#### Фрагмент документа
Вопросы действительно принципиальные считаются «техническими», а потому не нуждающимися в публичном обсуждении, и уж, тем более, в том, чтобы решаться по воле большинства. Таким методом во многих странах вводилась новая валюта — евро, так формировались нормы Европейский конституции, которую, не сумев протащить через референдумы, технически ввели в силу в форме межправительственного договора. Вместо того, чтобы вынести на обсуждение народа экономические принципы, по которым строится или меняется жизнь, людям предлагают ложные цели и дебаты по второстепенным вопросам. Одновременно поощрение и культивирование культурных различий, всевозможных «идентичностей» - любых, естественно, кроме классовых - позволяет разобщить общество. Принцип «разделяй и властвуй» лежит в основе современной культурной политики.

Разрушение самосознания, манипуляция «идентичностями» составляют органическую часть программы неолиберализма. Чем сильнее фрагментировано общество, тем легче управлять им, тем удобнее для меньшинства, контролирующего механизмы реальной власти, избегать контроля большинства. К тому же, большинства вроде как уже и не существует — есть просто множество разнообразных меньшинств, которым предписано уважать друг друга, но отнюдь не рекомендовано объединяться ради формирования единой коллективной воли. Культивируются различия и особенности — в этом основной принцип социально-политической манипуляции.


Идеологически такой подход сопровождается постоянной борьбой против традиций Просвещения, универсальных прав, гражданских ценностей — все это объявляется устаревшим и даже «тоталитарным».


Возникает парадоксальная ситуация. Именно те принципы - консолидация большинства, коллективная воля, объединение граждан в массовые организации, на которых основана демократия - объявляются «тоталитарными» и устаревшими. При этом многочисленные представители «культурных левых» выступают вернейшими союзниками либералов, всячески ратуя за разобщение общества.
########
#### Строки набора данных
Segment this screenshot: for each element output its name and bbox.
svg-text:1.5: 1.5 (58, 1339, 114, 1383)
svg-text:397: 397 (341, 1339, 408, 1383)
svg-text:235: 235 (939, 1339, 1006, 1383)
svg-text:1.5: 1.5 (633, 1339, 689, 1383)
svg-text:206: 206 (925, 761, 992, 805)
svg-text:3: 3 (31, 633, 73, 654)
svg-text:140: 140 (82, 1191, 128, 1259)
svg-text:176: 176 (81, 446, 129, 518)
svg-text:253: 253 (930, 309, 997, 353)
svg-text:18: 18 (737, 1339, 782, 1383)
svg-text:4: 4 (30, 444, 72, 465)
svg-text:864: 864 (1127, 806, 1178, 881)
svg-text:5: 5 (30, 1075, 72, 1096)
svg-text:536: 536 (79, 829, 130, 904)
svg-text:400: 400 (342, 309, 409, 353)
########
Что нужно сделать:
A - Перескажите короче абзац фрагмента, который начинается словами «Разрушение самосознания», сохранив его главные факты.
B - Какой принцип, согласно фрагменту, лежит в основе современной культурной политики?
C - Обновите во фрагменте всё, начиная с «Вопросы действительно принципиальные» и вплоть до «современной культурной политики.», поставив «голосования» на место «референдумы».

Ответы к заданиям:
A - Разрушение самосознания и манипуляция «идентичностями» — органическая часть программы неолиберализма. Чем раздробленнее общество, тем легче им управлять и тем проще меньшинству, которое контролирует механизмы реальной власти, уходить от контроля большинства. Большинства будто бы уже нет. Есть лишь множество меньшинств, которым предписано уважать друг друга, но не объединяться в единую коллективную волю. Основной принцип социально-политической манипуляции — культивирование различий и особенностей.

B - Принцип «разделяй и властвуй».

C -
Вопросы действительно принципиальные считаются «техническими», а потому не нуждающимися в публичном обсуждении, и уж, тем более, в том, чтобы решаться по воле большинства. Таким методом во многих странах вводилась новая валюта — евро, так формировались нормы Европейский конституции, которую, не сумев протащить через голосования, технически ввели в силу в форме межправительственного договора. Вместо того, чтобы вынести на обсуждение народа экономические принципы, по которым строится или меняется жизнь, людям предлагают ложные цели и дебаты по второстепенным вопросам. Одновременно поощрение и культивирование культурных различий, всевозможных «идентичностей» - любых, естественно, кроме классовых - позволяет разобщить общество. Принцип «разделяй и властвуй» лежит в основе современной культурной политики.